* **WRITTEN REQUEST 1**
Tally the lines in the listing below that contain the string "header", counting only matches with the same case, and reply with the number alone.

* **EXTRACT TO READ**
So maybe we can make this work by waiting to do the second read: do reads of the first half of each line, which we fully expect to take a full cycle and then come back "later" to read the second half, when it is sitting in L1 so we take the efficient L1 hit path, which we expect to take 0.5 cycles. In total then, we might expect to fully read one line in 1.5 cycles. Let's try it with a loop that does two reads in the main loop: from the first half of a cache line, and from the second half, but where the second half read "trails behind" by a certain number of cache lines with respect to the first. Like so:

vpaddb ymm0, ymm0, [rcx + offset + UNROLLB * 64]
vpaddb ymm1, ymm1, [rcx + offset + 32]

Here, UNROLLB controls how far ahead (in cache lines) the initial read is compared to the second read. We also need a "lead in" and "lead out" part outside the main loop which does the initial UNROLLB first half reads before the loop, and the same number of second half reads outside so that we still read every line - but the impact of this portion is small.

We don't actually know how many lines ahead we need to run to see any impact (if indeed there is any impact), so let's just test a bunch. The following shows the per-cache line performance of the above code, for various offsets (the x axis) between the first and second loads.

It's an abject failure: regardless of offset the performance is the same: flat at just a fraction above 2 cycles.

The code we just tried interleaves the leading and trailing loads one-by-one. Since we expect the leading loads to miss and the trailing loads to miss, it seems plausible that this pattern would result in one cycle servicing the L1 miss (leading load), and then in the next cycle we can service two L1 hits, but there is only one in source order because we interleave one-by-one, so we service only that single L1 hit that cycle. Rinse and repeat. For max performance want to service two L1 hits in any cycle where we service any, so let's try unrolling the loop by two, so we can interleave two-by-two the leading and trailing loads, like so:

vpaddb ymm0, ymm0, [rcx + offset + UNROLLB * 64]
vpaddb ymm0, ymm0, [rcx + offset + UNROLLB * 64 + 64]
vpaddb ymm1, ymm1, [rcx + offset + 32]
vpaddb ymm1, ymm1, [rcx + offset + 96]

If all goes well, we hope that the two trailing loads can "pair up" and both hit in L1 in the same cycle. Each of the two leading loads will still take a cycle each, as they miss in L2. So at best we hope to read two lines in three cycles. Here's the result:

Very nice! Once we delay the trailing reads by about 7 lines ahead of the trailing reads, we drop down to about 1.52 cycles, or very close to the limit of 1.5 cycles. That's about 42 bytes per cycle sustained much better than the ~29 bytes per cycle Intel publishes as the limit on Skylake. Note that we aren't just reading the memory and then dropping it on the floor: we are accumulating the sum into ymm registers. This indicates that you can probably achieve this throughput in real-world kernels that are blocked in L2.

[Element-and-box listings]
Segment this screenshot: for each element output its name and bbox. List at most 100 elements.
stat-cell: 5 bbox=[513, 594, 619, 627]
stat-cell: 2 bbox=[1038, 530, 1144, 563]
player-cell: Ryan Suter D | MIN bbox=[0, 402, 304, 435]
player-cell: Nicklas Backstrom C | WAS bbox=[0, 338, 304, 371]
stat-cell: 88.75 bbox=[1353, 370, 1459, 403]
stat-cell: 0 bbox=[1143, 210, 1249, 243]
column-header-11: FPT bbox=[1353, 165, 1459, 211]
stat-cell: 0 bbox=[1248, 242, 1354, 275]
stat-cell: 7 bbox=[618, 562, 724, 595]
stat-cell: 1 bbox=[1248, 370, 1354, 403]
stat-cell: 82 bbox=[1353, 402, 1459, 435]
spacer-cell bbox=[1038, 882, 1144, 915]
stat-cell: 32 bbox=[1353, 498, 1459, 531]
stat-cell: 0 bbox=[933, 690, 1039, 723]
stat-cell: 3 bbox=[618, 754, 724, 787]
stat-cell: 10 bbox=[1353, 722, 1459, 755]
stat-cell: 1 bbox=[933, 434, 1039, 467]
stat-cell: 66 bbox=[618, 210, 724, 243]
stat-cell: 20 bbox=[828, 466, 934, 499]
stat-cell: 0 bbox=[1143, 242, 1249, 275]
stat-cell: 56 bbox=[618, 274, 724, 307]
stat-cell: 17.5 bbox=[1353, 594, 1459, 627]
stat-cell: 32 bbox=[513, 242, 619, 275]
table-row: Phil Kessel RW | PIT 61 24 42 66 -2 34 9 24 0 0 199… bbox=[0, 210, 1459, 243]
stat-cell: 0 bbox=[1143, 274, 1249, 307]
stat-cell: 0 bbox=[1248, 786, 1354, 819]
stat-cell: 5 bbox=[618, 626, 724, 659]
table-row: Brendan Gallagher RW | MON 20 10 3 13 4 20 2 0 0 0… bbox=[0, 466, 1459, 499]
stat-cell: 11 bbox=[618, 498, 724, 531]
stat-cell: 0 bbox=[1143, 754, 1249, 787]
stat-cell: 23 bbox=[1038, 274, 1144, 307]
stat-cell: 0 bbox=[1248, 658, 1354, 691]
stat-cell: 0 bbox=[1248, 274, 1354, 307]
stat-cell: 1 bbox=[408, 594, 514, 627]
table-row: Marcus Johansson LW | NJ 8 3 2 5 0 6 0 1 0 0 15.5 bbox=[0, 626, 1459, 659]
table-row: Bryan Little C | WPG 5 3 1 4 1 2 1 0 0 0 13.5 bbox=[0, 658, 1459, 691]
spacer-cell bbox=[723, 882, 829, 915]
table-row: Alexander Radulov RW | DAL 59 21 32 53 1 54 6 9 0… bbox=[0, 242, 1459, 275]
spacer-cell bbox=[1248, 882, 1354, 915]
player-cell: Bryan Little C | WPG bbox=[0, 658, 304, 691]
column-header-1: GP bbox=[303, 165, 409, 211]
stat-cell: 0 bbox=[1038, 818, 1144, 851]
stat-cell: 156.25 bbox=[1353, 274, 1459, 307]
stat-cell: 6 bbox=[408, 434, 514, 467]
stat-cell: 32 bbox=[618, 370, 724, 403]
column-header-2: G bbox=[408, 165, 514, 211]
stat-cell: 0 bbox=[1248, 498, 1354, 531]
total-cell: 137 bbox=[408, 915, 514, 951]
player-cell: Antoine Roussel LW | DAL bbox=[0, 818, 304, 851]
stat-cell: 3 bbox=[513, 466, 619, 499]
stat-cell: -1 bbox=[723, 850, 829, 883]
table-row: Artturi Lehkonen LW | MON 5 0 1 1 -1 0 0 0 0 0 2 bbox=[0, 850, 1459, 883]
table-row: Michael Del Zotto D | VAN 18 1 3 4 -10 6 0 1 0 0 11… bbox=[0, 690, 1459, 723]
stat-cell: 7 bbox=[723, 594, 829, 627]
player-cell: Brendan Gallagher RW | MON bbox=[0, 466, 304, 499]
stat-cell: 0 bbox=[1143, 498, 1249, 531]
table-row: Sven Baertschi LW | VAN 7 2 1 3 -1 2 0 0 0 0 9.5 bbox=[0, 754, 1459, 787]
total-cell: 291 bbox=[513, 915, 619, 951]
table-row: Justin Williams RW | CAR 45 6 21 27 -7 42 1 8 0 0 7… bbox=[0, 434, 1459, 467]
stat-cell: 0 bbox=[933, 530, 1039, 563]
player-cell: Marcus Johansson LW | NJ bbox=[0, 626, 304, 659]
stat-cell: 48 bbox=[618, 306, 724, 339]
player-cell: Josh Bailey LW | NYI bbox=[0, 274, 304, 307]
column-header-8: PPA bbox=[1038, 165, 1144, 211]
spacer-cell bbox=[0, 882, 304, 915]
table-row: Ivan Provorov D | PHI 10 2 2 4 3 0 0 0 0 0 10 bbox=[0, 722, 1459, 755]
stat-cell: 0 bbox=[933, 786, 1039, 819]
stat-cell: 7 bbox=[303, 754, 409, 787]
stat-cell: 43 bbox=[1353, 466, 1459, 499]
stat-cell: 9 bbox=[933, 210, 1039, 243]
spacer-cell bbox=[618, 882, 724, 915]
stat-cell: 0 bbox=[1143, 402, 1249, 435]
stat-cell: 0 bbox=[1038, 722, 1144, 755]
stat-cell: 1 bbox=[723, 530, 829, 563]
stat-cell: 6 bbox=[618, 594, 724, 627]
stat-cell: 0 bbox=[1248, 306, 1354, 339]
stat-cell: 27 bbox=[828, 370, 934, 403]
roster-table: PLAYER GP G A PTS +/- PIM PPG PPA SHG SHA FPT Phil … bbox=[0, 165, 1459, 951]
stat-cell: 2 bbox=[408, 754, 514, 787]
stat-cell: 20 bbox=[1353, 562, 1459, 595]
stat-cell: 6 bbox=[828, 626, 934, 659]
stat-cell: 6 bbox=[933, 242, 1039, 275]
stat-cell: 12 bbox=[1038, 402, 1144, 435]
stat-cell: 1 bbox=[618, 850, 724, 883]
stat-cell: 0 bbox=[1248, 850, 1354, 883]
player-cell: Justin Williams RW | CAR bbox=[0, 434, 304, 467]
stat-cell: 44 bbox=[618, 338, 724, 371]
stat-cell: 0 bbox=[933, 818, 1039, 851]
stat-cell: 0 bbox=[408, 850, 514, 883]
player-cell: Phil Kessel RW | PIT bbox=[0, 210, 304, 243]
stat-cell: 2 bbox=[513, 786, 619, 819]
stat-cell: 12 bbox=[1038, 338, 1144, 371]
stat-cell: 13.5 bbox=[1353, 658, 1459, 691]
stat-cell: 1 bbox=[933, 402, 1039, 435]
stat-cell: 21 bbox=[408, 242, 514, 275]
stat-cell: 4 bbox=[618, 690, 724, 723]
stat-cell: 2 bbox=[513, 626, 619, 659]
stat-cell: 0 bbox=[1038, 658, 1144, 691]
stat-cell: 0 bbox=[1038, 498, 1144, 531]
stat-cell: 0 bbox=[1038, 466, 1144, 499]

* **WRITTEN REQUEST 2**
According to the passage on cache-line reads above, what limit in bytes per cycle does Intel publish for Skylake?

* **FINAL ANSWER 1**
4

* **FINAL ANSWER 2**
About 29 bytes per cycle.